>> Start Source records
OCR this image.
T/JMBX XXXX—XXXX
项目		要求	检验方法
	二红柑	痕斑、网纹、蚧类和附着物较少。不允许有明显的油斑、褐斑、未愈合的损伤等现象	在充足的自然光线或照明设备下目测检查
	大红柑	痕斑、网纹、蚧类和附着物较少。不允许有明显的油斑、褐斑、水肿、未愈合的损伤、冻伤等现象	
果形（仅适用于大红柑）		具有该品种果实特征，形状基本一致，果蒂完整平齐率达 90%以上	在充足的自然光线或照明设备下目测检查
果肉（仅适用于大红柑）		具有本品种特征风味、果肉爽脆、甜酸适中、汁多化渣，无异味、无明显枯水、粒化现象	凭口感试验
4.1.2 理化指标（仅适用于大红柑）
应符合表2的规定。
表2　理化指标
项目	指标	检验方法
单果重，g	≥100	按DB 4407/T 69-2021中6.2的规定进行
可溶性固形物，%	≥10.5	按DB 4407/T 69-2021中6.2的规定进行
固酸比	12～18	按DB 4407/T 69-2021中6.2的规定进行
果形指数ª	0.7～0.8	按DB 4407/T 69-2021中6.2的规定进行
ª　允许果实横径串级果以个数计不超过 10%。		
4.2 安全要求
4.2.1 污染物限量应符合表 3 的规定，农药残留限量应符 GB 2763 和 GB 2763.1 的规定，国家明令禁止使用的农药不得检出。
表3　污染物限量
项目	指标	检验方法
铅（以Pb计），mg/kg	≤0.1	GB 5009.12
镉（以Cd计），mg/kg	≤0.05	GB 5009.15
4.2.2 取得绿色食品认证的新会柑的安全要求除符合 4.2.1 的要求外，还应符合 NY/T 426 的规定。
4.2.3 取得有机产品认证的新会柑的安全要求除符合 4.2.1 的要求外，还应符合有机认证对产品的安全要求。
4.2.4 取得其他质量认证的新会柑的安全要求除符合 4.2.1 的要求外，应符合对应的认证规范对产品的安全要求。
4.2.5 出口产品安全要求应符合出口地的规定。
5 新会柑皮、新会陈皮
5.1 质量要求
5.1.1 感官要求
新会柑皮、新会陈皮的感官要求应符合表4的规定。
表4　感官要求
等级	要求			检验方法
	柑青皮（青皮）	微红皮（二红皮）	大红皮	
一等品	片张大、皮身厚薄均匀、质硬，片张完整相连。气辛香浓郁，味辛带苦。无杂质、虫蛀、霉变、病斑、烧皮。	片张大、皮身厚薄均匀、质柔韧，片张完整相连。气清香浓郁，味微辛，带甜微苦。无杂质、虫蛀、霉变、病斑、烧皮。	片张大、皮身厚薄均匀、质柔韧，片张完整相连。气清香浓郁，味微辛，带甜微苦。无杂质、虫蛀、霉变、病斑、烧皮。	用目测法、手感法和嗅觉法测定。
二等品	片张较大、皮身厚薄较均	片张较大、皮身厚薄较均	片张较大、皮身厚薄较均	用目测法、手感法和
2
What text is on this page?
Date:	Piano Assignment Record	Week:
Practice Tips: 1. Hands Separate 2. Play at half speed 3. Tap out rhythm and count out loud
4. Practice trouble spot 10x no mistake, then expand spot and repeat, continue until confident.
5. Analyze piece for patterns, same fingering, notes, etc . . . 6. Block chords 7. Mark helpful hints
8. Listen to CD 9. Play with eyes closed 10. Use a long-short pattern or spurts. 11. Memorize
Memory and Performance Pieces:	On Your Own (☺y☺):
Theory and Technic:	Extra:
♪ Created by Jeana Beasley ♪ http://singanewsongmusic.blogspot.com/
>> End Source records
Repeat all of the entries exactly.

OCR this image.
T/JMBX XXXX—XXXX
项目		要求	检验方法
	二红柑	痕斑、网纹、蚧类和附着物较少。不允许有明显的油斑、褐斑、未愈合的损伤等现象	在充足的自然光线或照明设备下目测检查
	大红柑	痕斑、网纹、蚧类和附着物较少。不允许有明显的油斑、褐斑、水肿、未愈合的损伤、冻伤等现象	
果形（仅适用于大红柑）		具有该品种果实特征，形状基本一致，果蒂完整平齐率达 90%以上	在充足的自然光线或照明设备下目测检查
果肉（仅适用于大红柑）		具有本品种特征风味、果肉爽脆、甜酸适中、汁多化渣，无异味、无明显枯水、粒化现象	凭口感试验
4.1.2 理化指标（仅适用于大红柑）
应符合表2的规定。
表2　理化指标
项目	指标	检验方法
单果重，g	≥100	按DB 4407/T 69-2021中6.2的规定进行
可溶性固形物，%	≥10.5	按DB 4407/T 69-2021中6.2的规定进行
固酸比	12～18	按DB 4407/T 69-2021中6.2的规定进行
果形指数ª	0.7～0.8	按DB 4407/T 69-2021中6.2的规定进行
ª　允许果实横径串级果以个数计不超过 10%。		
4.2 安全要求
4.2.1 污染物限量应符合表 3 的规定，农药残留限量应符 GB 2763 和 GB 2763.1 的规定，国家明令禁止使用的农药不得检出。
表3　污染物限量
项目	指标	检验方法
铅（以Pb计），mg/kg	≤0.1	GB 5009.12
镉（以Cd计），mg/kg	≤0.05	GB 5009.15
4.2.2 取得绿色食品认证的新会柑的安全要求除符合 4.2.1 的要求外，还应符合 NY/T 426 的规定。
4.2.3 取得有机产品认证的新会柑的安全要求除符合 4.2.1 的要求外，还应符合有机认证对产品的安全要求。
4.2.4 取得其他质量认证的新会柑的安全要求除符合 4.2.1 的要求外，应符合对应的认证规范对产品的安全要求。
4.2.5 出口产品安全要求应符合出口地的规定。
5 新会柑皮、新会陈皮
5.1 质量要求
5.1.1 感官要求
新会柑皮、新会陈皮的感官要求应符合表4的规定。
表4　感官要求
等级	要求			检验方法
	柑青皮（青皮）	微红皮（二红皮）	大红皮	
一等品	片张大、皮身厚薄均匀、质硬，片张完整相连。气辛香浓郁，味辛带苦。无杂质、虫蛀、霉变、病斑、烧皮。	片张大、皮身厚薄均匀、质柔韧，片张完整相连。气清香浓郁，味微辛，带甜微苦。无杂质、虫蛀、霉变、病斑、烧皮。	片张大、皮身厚薄均匀、质柔韧，片张完整相连。气清香浓郁，味微辛，带甜微苦。无杂质、虫蛀、霉变、病斑、烧皮。	用目测法、手感法和嗅觉法测定。
二等品	片张较大、皮身厚薄较均	片张较大、皮身厚薄较均	片张较大、皮身厚薄较均	用目测法、手感法和
2
What text is on this page?
Date:	Piano Assignment Record	Week:
Practice Tips: 1. Hands Separate 2. Play at half speed 3. Tap out rhythm and count out loud
4. Practice trouble spot 10x no mistake, then expand spot and repeat, continue until confident.
5. Analyze piece for patterns, same fingering, notes, etc . . . 6. Block chords 7. Mark helpful hints
8. Listen to CD 9. Play with eyes closed 10. Use a long-short pattern or spurts. 11. Memorize
Memory and Performance Pieces:	On Your Own (☺y☺):
Theory and Technic:	Extra:
♪ Created by Jeana Beasley ♪ http://singanewsongmusic.blogspot.com/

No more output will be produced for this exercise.